[Stored data entries]
** start **

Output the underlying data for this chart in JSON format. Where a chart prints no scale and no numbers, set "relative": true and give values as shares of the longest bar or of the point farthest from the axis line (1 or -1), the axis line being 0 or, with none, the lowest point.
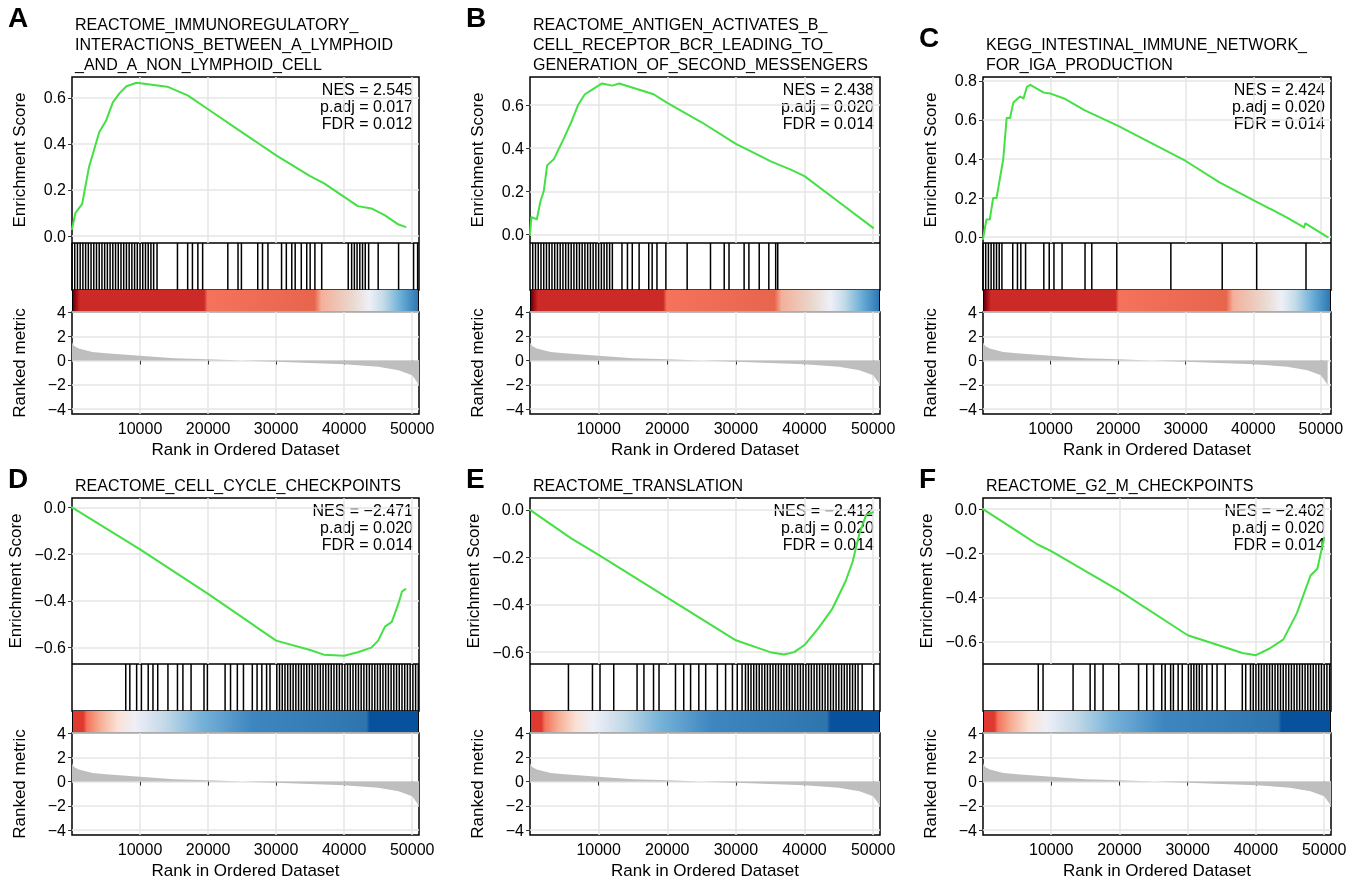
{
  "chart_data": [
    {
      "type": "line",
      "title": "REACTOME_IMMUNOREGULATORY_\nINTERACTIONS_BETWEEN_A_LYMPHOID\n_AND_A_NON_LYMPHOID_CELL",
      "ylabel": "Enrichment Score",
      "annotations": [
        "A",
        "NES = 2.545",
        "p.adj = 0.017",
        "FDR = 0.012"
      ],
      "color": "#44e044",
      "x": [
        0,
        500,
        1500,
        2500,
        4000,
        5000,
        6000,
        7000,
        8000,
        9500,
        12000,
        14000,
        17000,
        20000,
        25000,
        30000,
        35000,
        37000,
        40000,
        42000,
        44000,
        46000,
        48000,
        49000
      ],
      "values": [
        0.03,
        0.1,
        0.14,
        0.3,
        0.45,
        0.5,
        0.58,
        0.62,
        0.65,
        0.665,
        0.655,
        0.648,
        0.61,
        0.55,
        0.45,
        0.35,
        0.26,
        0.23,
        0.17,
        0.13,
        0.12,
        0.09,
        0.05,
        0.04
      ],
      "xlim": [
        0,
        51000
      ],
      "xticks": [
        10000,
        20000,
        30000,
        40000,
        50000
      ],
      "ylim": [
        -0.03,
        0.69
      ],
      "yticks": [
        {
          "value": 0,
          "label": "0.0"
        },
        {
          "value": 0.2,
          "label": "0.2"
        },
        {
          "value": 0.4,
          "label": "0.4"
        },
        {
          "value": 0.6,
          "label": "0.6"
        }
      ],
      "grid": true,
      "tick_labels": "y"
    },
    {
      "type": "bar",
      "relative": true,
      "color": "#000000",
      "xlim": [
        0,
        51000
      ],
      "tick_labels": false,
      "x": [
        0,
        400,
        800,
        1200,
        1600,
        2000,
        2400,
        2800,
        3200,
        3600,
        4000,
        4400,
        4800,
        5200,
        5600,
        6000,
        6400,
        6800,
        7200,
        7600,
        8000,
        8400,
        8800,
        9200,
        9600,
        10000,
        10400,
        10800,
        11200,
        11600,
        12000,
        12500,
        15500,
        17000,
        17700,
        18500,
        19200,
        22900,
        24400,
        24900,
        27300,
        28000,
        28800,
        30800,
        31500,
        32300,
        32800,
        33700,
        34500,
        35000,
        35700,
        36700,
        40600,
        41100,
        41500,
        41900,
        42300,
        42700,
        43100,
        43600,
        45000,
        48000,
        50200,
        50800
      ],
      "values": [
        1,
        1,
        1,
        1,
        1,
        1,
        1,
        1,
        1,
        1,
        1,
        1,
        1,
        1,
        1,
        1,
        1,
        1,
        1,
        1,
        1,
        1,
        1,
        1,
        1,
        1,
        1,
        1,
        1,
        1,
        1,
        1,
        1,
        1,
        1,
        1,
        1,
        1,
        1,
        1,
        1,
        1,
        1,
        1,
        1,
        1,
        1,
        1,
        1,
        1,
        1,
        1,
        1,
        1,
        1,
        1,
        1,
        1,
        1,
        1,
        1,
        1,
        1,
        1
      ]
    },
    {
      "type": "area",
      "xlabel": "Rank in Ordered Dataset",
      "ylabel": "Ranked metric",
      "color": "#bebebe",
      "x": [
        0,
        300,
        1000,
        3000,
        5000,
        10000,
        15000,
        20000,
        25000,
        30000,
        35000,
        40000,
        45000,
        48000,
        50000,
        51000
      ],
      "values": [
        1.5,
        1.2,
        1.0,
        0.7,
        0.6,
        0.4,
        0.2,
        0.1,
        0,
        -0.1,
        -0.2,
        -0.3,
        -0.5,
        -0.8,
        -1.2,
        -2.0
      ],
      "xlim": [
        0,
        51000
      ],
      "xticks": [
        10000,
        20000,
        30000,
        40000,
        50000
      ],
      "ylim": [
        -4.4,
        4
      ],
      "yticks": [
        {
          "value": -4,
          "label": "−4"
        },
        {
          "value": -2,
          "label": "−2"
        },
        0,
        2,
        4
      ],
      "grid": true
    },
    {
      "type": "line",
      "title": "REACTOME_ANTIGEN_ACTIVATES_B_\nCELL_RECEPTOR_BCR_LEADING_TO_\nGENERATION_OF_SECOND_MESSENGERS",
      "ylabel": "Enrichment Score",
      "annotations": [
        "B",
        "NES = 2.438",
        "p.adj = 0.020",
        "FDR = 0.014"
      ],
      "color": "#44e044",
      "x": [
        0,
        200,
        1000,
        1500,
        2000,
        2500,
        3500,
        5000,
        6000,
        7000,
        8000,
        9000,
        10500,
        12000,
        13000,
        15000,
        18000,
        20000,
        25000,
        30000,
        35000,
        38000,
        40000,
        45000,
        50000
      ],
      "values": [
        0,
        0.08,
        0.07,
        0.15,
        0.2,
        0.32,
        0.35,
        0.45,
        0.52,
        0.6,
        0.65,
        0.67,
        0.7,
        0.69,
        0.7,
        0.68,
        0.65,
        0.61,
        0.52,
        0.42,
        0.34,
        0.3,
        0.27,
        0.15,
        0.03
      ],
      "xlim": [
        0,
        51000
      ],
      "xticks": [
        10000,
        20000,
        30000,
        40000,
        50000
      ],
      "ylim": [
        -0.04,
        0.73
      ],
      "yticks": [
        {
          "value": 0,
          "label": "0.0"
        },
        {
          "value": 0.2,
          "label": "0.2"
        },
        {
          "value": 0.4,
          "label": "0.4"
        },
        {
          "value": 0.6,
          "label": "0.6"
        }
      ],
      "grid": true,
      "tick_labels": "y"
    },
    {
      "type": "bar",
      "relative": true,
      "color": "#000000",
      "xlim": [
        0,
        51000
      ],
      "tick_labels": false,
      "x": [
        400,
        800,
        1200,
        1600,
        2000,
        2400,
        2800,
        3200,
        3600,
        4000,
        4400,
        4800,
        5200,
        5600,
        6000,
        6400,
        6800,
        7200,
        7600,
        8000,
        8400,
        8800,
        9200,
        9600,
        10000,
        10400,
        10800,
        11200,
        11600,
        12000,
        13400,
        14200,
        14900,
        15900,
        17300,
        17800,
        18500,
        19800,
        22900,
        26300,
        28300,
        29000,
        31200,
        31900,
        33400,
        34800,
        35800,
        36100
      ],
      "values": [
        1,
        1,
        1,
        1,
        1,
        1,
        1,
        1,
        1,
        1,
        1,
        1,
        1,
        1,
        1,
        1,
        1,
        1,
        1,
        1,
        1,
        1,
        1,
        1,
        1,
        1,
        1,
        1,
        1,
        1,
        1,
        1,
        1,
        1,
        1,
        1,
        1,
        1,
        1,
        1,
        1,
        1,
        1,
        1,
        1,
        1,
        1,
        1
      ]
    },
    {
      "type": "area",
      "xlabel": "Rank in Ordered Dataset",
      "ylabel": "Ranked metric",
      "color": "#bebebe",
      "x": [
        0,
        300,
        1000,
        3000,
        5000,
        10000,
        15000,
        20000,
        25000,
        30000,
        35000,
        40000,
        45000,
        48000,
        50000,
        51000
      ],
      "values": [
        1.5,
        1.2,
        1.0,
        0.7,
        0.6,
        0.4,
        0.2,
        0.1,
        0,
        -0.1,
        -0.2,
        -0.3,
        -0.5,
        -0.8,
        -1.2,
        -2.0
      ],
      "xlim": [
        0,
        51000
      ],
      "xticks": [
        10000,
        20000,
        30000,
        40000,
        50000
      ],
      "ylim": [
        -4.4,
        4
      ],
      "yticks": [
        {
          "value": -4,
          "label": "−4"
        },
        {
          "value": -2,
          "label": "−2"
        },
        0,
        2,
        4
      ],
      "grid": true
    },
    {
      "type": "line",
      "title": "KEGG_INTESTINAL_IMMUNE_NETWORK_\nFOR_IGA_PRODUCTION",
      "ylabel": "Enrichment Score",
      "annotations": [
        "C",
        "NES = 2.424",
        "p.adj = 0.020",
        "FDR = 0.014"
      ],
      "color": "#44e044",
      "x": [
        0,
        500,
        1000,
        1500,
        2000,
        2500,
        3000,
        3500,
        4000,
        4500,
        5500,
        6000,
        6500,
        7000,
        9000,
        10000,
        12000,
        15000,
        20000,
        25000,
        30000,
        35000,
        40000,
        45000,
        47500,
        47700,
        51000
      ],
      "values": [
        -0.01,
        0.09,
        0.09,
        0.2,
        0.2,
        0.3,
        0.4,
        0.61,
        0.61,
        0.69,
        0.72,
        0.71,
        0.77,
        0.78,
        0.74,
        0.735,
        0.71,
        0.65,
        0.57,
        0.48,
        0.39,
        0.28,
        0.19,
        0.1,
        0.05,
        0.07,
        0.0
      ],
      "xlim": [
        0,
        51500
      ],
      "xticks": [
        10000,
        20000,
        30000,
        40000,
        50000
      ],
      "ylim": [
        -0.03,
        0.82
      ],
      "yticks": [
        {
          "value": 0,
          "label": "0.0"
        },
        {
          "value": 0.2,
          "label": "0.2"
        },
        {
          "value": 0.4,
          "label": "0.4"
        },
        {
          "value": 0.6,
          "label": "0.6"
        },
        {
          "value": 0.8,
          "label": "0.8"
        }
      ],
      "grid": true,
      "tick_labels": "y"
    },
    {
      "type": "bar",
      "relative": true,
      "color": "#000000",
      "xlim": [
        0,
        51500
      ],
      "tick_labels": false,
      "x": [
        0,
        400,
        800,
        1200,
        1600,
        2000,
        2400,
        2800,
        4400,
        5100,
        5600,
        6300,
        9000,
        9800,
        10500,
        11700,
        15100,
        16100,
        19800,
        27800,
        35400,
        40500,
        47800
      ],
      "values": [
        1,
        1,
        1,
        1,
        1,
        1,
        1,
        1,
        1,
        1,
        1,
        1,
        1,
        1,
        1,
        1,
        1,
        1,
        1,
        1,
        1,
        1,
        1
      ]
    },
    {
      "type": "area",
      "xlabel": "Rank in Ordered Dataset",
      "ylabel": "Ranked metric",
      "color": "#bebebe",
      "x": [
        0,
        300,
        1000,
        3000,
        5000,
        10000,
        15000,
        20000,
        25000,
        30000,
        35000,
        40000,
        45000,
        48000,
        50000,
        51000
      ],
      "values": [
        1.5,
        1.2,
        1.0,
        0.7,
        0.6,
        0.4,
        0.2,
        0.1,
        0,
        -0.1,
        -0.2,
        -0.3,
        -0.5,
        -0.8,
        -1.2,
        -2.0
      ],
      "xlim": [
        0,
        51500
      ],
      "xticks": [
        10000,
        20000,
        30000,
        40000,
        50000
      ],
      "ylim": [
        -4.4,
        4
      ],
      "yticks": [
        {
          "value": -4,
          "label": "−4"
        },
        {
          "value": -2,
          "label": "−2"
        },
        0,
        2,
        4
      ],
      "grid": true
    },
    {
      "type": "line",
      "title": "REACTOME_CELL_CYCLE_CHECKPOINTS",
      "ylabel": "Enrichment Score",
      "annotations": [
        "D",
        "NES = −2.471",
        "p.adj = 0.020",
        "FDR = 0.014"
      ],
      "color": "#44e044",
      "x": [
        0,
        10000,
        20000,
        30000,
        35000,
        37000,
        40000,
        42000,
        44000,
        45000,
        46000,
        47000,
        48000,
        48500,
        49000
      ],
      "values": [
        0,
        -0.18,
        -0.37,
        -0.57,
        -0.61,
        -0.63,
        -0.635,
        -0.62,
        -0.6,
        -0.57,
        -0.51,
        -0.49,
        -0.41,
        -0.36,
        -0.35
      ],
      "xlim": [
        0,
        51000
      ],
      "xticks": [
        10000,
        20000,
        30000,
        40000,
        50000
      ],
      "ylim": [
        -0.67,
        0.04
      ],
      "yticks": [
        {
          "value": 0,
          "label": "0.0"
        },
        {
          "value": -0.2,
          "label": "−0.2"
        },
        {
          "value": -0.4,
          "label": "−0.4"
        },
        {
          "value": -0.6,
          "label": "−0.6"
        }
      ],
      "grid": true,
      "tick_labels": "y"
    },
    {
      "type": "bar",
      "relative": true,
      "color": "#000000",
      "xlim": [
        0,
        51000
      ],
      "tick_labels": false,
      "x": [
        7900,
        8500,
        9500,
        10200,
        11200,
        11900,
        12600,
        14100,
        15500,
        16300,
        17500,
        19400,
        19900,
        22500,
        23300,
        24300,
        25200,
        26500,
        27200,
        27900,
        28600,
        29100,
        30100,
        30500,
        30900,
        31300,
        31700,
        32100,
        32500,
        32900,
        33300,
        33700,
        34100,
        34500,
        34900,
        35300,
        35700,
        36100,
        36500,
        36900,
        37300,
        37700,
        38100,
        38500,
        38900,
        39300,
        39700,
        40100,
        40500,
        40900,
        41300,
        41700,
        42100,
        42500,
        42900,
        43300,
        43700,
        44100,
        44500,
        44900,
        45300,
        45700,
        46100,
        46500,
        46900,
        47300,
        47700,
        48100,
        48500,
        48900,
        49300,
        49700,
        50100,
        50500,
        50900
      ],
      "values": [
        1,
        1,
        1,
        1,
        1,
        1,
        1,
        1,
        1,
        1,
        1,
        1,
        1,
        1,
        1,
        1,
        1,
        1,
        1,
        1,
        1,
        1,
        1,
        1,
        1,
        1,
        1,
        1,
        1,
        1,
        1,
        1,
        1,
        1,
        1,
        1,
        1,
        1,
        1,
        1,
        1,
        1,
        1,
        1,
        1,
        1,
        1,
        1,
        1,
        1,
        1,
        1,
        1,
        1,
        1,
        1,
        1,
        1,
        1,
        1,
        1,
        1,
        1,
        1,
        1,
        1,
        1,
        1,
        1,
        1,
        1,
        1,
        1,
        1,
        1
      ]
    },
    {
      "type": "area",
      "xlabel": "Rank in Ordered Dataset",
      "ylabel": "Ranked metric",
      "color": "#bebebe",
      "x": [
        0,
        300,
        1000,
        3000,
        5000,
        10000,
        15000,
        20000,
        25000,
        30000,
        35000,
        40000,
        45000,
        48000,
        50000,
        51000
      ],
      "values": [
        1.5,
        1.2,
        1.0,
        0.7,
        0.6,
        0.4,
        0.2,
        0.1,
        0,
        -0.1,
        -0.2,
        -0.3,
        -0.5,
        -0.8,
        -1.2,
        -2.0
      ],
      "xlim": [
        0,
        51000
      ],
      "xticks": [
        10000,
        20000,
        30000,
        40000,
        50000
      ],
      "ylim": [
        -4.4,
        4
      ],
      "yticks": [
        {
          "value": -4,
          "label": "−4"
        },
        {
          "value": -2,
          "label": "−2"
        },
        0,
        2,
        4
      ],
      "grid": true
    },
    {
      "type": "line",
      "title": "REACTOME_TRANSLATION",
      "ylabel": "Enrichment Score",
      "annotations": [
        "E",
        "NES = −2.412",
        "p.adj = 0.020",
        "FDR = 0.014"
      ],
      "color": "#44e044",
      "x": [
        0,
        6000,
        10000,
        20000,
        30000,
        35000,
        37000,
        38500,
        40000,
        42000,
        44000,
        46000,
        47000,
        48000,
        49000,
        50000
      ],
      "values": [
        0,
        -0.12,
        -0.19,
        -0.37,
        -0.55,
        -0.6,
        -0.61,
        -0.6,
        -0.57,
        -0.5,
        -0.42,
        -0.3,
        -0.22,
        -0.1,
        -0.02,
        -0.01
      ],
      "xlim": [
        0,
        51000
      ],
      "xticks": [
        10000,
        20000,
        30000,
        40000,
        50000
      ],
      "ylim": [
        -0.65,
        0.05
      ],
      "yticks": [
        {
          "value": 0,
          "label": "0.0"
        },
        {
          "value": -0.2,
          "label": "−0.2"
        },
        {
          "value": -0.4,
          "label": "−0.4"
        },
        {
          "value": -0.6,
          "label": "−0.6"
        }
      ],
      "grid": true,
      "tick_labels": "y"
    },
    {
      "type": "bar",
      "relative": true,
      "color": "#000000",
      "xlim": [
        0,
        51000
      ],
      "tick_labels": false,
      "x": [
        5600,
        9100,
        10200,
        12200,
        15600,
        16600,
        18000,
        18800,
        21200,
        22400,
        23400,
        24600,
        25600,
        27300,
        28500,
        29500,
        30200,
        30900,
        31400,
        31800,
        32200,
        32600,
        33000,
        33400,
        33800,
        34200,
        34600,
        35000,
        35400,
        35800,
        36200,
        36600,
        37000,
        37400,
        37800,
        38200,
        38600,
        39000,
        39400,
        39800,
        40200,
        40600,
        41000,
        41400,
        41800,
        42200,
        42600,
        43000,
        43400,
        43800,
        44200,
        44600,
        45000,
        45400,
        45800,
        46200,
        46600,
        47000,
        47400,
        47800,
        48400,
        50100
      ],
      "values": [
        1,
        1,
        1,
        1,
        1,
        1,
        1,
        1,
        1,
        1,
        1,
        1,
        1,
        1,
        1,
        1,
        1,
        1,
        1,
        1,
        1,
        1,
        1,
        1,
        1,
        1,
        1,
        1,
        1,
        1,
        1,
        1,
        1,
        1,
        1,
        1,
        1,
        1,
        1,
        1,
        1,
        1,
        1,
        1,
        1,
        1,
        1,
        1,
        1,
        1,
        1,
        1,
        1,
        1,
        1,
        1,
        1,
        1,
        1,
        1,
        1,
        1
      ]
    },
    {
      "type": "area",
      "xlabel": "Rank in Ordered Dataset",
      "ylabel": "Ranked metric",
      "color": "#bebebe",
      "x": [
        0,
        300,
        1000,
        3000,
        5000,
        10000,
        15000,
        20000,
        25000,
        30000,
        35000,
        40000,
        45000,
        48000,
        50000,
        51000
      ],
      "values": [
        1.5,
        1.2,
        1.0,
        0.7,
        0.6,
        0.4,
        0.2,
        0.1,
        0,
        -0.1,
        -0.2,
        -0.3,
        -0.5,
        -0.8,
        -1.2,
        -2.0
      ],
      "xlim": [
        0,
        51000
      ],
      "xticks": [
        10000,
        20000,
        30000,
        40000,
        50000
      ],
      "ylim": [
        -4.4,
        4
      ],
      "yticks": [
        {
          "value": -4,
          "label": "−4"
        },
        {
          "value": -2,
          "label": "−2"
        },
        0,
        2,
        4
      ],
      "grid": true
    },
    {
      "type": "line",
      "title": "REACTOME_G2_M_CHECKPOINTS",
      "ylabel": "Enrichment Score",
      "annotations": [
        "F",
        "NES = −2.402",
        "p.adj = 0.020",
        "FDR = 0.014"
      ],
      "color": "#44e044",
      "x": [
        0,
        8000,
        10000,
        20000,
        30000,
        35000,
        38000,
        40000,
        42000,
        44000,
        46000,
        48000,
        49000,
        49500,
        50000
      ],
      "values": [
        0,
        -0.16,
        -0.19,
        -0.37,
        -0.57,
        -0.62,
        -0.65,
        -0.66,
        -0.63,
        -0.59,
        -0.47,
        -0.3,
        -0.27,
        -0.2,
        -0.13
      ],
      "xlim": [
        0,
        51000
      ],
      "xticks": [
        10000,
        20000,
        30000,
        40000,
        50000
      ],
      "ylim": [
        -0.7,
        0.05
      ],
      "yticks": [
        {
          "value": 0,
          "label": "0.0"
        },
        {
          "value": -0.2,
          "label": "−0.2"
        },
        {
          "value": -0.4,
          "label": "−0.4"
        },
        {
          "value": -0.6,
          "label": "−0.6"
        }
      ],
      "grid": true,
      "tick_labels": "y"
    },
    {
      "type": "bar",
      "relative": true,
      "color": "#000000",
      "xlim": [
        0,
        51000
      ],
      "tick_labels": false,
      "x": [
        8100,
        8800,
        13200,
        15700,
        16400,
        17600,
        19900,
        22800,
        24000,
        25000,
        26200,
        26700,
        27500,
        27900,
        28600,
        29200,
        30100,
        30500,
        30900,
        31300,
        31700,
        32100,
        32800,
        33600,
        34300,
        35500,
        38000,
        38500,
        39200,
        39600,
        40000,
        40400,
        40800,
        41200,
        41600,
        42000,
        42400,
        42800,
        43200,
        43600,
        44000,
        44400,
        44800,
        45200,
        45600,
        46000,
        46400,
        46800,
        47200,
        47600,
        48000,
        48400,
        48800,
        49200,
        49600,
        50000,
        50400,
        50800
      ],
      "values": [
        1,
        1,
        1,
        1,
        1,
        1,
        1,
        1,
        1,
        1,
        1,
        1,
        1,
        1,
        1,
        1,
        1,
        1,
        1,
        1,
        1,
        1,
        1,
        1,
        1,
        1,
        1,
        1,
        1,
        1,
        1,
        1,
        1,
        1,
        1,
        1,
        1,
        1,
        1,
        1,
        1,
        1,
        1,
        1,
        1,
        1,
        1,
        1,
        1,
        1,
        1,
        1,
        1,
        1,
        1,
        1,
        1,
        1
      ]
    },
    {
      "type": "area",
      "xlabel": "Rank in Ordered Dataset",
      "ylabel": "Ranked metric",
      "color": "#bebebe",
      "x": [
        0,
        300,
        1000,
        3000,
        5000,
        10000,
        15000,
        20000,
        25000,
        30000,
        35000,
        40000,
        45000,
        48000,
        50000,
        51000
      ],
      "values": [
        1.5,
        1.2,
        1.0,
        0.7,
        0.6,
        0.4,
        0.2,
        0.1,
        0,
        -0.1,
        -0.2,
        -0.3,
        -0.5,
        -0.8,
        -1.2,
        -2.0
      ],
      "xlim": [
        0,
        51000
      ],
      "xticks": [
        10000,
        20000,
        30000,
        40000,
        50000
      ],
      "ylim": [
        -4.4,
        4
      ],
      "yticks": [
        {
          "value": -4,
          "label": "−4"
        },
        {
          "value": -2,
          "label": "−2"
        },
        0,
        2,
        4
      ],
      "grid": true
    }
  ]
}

** end **
** start **

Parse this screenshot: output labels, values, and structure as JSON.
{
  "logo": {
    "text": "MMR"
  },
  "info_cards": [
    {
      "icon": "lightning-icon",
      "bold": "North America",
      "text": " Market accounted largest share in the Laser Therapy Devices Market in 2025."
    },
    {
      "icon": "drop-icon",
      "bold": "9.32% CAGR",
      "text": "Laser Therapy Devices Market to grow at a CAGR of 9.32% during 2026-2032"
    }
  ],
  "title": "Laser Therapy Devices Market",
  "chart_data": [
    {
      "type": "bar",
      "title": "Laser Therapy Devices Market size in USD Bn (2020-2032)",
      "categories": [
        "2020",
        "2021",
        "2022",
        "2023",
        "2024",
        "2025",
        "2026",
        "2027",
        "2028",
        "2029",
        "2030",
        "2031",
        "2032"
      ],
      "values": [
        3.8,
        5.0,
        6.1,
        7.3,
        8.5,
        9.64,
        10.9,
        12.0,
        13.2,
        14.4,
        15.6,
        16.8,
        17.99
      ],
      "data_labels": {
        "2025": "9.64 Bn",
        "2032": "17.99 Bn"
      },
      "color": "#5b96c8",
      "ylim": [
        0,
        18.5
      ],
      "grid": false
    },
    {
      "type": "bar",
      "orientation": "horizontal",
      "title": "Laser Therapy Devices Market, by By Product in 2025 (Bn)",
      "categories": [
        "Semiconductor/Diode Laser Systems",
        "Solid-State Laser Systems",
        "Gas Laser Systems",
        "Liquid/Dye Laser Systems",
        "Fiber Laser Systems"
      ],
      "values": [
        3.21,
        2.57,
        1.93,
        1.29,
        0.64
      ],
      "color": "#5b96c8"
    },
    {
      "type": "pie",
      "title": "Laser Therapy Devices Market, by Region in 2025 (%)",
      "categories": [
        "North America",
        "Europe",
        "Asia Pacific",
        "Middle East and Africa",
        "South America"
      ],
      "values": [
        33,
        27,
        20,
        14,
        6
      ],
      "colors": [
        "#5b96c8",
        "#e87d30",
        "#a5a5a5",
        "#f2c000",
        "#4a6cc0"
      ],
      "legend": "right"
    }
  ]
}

** end **

Directions: From the listing, copy each line containing the word "text".

Exercise solution:
    "text": "MMR"
      "text": " Market accounted largest share in the Laser Therapy Devices Market in 2025."
      "text": "Laser Therapy Devices Market to grow at a CAGR of 9.32% during 2026-2032"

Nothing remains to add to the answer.